[The input start]

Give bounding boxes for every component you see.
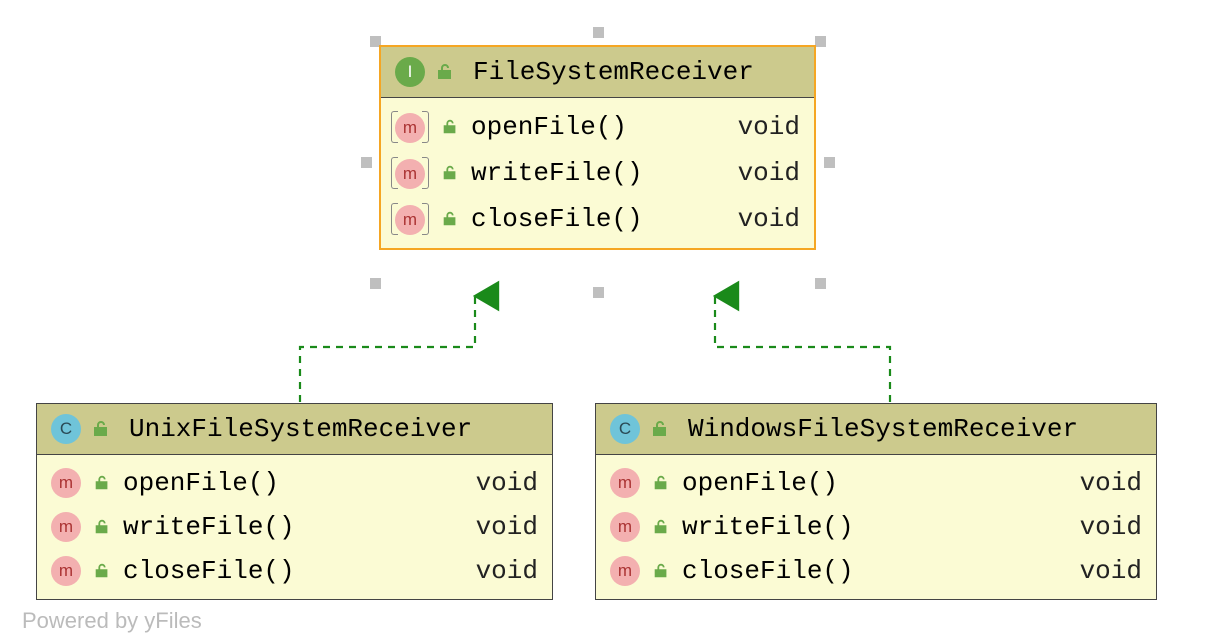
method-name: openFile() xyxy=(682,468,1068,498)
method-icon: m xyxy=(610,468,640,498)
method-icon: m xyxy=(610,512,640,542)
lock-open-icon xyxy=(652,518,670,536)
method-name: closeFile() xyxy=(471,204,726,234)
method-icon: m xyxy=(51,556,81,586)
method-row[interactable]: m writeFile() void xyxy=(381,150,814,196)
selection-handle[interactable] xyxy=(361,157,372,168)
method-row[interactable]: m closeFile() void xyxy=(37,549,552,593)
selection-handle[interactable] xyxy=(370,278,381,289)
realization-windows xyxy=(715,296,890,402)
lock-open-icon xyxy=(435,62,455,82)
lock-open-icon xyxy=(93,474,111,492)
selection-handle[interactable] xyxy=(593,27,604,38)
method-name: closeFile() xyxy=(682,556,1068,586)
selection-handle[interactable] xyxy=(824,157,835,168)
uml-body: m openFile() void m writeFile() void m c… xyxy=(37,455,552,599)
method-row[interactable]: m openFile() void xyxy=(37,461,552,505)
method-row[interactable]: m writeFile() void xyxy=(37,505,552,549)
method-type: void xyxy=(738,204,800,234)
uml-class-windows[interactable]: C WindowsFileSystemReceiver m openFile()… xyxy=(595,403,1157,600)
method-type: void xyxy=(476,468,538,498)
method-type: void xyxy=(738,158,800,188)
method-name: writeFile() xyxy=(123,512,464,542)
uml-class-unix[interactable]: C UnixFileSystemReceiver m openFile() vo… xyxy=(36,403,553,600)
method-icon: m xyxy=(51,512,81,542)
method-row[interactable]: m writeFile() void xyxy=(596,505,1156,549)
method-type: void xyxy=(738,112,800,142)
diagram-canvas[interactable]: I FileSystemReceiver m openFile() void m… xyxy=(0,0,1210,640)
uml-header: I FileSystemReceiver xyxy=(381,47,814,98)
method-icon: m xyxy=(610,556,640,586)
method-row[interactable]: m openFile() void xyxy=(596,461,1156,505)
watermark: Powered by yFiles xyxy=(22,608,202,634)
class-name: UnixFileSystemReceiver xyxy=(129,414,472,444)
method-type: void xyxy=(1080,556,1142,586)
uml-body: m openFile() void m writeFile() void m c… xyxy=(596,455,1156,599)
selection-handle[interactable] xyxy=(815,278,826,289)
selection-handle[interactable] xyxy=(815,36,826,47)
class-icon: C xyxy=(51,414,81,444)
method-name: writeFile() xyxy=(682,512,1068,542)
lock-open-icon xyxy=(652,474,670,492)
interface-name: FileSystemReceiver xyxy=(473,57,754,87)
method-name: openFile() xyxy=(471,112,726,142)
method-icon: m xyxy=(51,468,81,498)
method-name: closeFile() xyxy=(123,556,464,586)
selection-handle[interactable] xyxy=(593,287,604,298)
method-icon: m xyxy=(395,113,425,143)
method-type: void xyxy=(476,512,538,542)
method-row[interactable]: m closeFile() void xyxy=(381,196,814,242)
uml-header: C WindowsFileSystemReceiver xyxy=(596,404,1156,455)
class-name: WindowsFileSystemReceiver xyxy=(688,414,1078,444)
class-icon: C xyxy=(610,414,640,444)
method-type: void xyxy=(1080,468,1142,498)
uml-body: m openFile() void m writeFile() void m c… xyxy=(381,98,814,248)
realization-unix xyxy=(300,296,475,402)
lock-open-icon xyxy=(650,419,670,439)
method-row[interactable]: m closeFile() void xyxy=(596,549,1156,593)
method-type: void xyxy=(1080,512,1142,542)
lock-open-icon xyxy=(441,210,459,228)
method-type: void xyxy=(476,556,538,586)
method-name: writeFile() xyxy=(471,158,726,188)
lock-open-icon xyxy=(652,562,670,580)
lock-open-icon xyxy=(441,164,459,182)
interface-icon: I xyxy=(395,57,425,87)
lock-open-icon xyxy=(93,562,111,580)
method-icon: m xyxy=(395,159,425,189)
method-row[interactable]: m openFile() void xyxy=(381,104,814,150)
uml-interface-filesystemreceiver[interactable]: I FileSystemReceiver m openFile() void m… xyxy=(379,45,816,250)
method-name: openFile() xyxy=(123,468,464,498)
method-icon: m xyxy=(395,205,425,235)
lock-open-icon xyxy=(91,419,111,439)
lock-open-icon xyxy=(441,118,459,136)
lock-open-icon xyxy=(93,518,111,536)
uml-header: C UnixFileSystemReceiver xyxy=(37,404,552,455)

[The input end]

▶ **Description of the task**:
How many lines of the data above contain the string "WindowsFileSystemReceiver"? Case matters. Reply with the number alone.

▶ **Completed exercise**:
3